┌─ Data provided
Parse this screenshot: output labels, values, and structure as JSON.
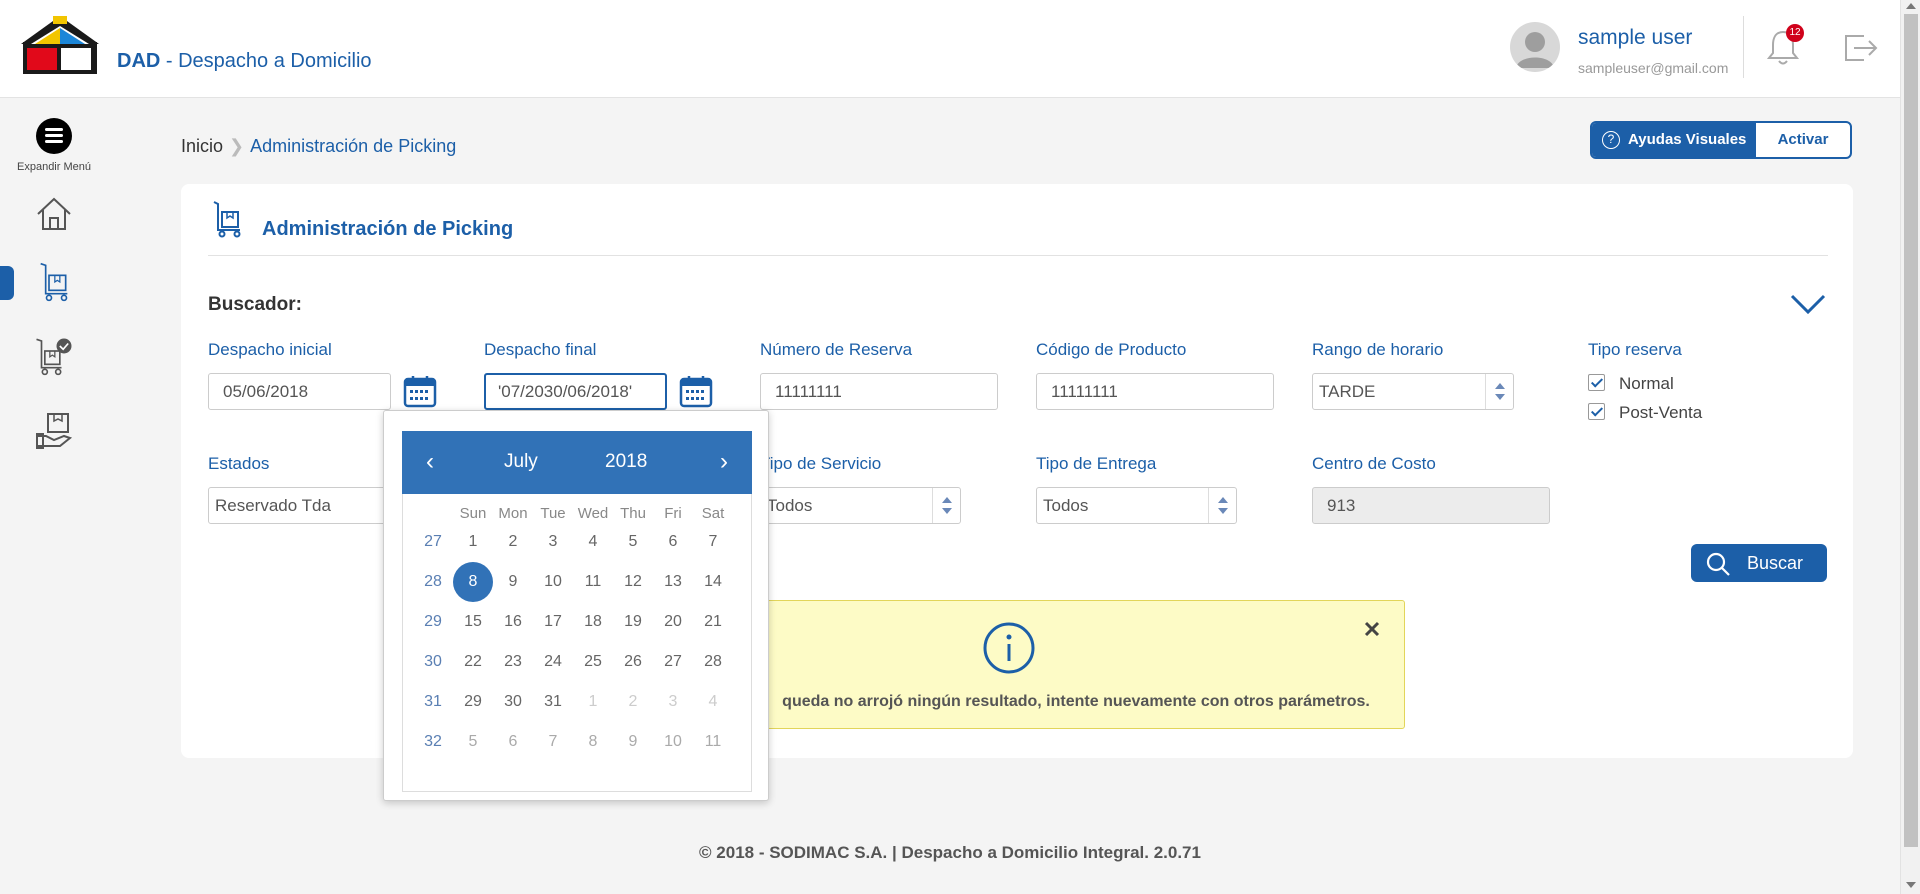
{
  "header": {
    "app_short": "DAD",
    "app_name": " - Despacho a Domicilio",
    "user_name": "sample user",
    "user_email": "sampleuser@gmail.com",
    "notification_count": "12"
  },
  "sidebar": {
    "expand_label": "Expandir Menú",
    "items": [
      "home-icon",
      "picking-cart-icon",
      "cart-check-icon",
      "hand-box-icon"
    ]
  },
  "breadcrumb": {
    "home": "Inicio",
    "current": "Administración de Picking"
  },
  "help": {
    "label": "Ayudas Visuales",
    "action": "Activar"
  },
  "card": {
    "title": "Administración de Picking",
    "section": "Buscador:"
  },
  "filters": {
    "despacho_inicial": {
      "label": "Despacho inicial",
      "value": "05/06/2018"
    },
    "despacho_final": {
      "label": "Despacho final",
      "value": "'07/2030/06/2018'"
    },
    "numero_reserva": {
      "label": "Número de Reserva",
      "value": "11111111"
    },
    "codigo_producto": {
      "label": "Código de Producto",
      "value": "11111111"
    },
    "rango_horario": {
      "label": "Rango de horario",
      "value": "TARDE"
    },
    "tipo_reserva": {
      "label": "Tipo reserva",
      "options": [
        "Normal",
        "Post-Venta"
      ]
    },
    "estados": {
      "label": "Estados",
      "value": "Reservado Tda"
    },
    "tipo_servicio": {
      "label": "Tipo de Servicio",
      "value": "Todos"
    },
    "tipo_entrega": {
      "label": "Tipo de Entrega",
      "value": "Todos"
    },
    "centro_costo": {
      "label": "Centro de Costo",
      "value": "913"
    }
  },
  "search_button": "Buscar",
  "alert": {
    "text": "queda no arrojó ningún resultado, intente nuevamente con otros parámetros."
  },
  "datepicker": {
    "month": "July",
    "year": "2018",
    "prev": "‹",
    "next": "›",
    "weekdays": [
      "Sun",
      "Mon",
      "Tue",
      "Wed",
      "Thu",
      "Fri",
      "Sat"
    ],
    "weeks": [
      {
        "week": "27",
        "days": [
          "1",
          "2",
          "3",
          "4",
          "5",
          "6",
          "7"
        ]
      },
      {
        "week": "28",
        "days": [
          "8",
          "9",
          "10",
          "11",
          "12",
          "13",
          "14"
        ]
      },
      {
        "week": "29",
        "days": [
          "15",
          "16",
          "17",
          "18",
          "19",
          "20",
          "21"
        ]
      },
      {
        "week": "30",
        "days": [
          "22",
          "23",
          "24",
          "25",
          "26",
          "27",
          "28"
        ]
      },
      {
        "week": "31",
        "days": [
          "29",
          "30",
          "31",
          "1",
          "2",
          "3",
          "4"
        ]
      },
      {
        "week": "32",
        "days": [
          "5",
          "6",
          "7",
          "8",
          "9",
          "10",
          "11"
        ]
      }
    ],
    "selected": "8"
  },
  "footer": "© 2018 - SODIMAC S.A. | Despacho a Domicilio Integral. 2.0.71",
  "colors": {
    "primary": "#1c5fa8",
    "calendar_header": "#3172b7",
    "alert_bg": "#fdfbc6"
  }
}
└─
:: Exercise ::
Set down the records in full and exactly. Do not carry over any image.

:: The solution ::
Parse this screenshot: output labels, values, and structure as JSON.
{
  "header": {
    "app_short": "DAD",
    "app_name": " - Despacho a Domicilio",
    "user_name": "sample user",
    "user_email": "sampleuser@gmail.com",
    "notification_count": "12"
  },
  "sidebar": {
    "expand_label": "Expandir Menú",
    "items": [
      "home-icon",
      "picking-cart-icon",
      "cart-check-icon",
      "hand-box-icon"
    ]
  },
  "breadcrumb": {
    "home": "Inicio",
    "current": "Administración de Picking"
  },
  "help": {
    "label": "Ayudas Visuales",
    "action": "Activar"
  },
  "card": {
    "title": "Administración de Picking",
    "section": "Buscador:"
  },
  "filters": {
    "despacho_inicial": {
      "label": "Despacho inicial",
      "value": "05/06/2018"
    },
    "despacho_final": {
      "label": "Despacho final",
      "value": "'07/2030/06/2018'"
    },
    "numero_reserva": {
      "label": "Número de Reserva",
      "value": "11111111"
    },
    "codigo_producto": {
      "label": "Código de Producto",
      "value": "11111111"
    },
    "rango_horario": {
      "label": "Rango de horario",
      "value": "TARDE"
    },
    "tipo_reserva": {
      "label": "Tipo reserva",
      "options": [
        "Normal",
        "Post-Venta"
      ]
    },
    "estados": {
      "label": "Estados",
      "value": "Reservado Tda"
    },
    "tipo_servicio": {
      "label": "Tipo de Servicio",
      "value": "Todos"
    },
    "tipo_entrega": {
      "label": "Tipo de Entrega",
      "value": "Todos"
    },
    "centro_costo": {
      "label": "Centro de Costo",
      "value": "913"
    }
  },
  "search_button": "Buscar",
  "alert": {
    "text": "queda no arrojó ningún resultado, intente nuevamente con otros parámetros."
  },
  "datepicker": {
    "month": "July",
    "year": "2018",
    "prev": "‹",
    "next": "›",
    "weekdays": [
      "Sun",
      "Mon",
      "Tue",
      "Wed",
      "Thu",
      "Fri",
      "Sat"
    ],
    "weeks": [
      {
        "week": "27",
        "days": [
          "1",
          "2",
          "3",
          "4",
          "5",
          "6",
          "7"
        ]
      },
      {
        "week": "28",
        "days": [
          "8",
          "9",
          "10",
          "11",
          "12",
          "13",
          "14"
        ]
      },
      {
        "week": "29",
        "days": [
          "15",
          "16",
          "17",
          "18",
          "19",
          "20",
          "21"
        ]
      },
      {
        "week": "30",
        "days": [
          "22",
          "23",
          "24",
          "25",
          "26",
          "27",
          "28"
        ]
      },
      {
        "week": "31",
        "days": [
          "29",
          "30",
          "31",
          "1",
          "2",
          "3",
          "4"
        ]
      },
      {
        "week": "32",
        "days": [
          "5",
          "6",
          "7",
          "8",
          "9",
          "10",
          "11"
        ]
      }
    ],
    "selected": "8"
  },
  "footer": "© 2018 - SODIMAC S.A. | Despacho a Domicilio Integral. 2.0.71",
  "colors": {
    "primary": "#1c5fa8",
    "calendar_header": "#3172b7",
    "alert_bg": "#fdfbc6"
  }
}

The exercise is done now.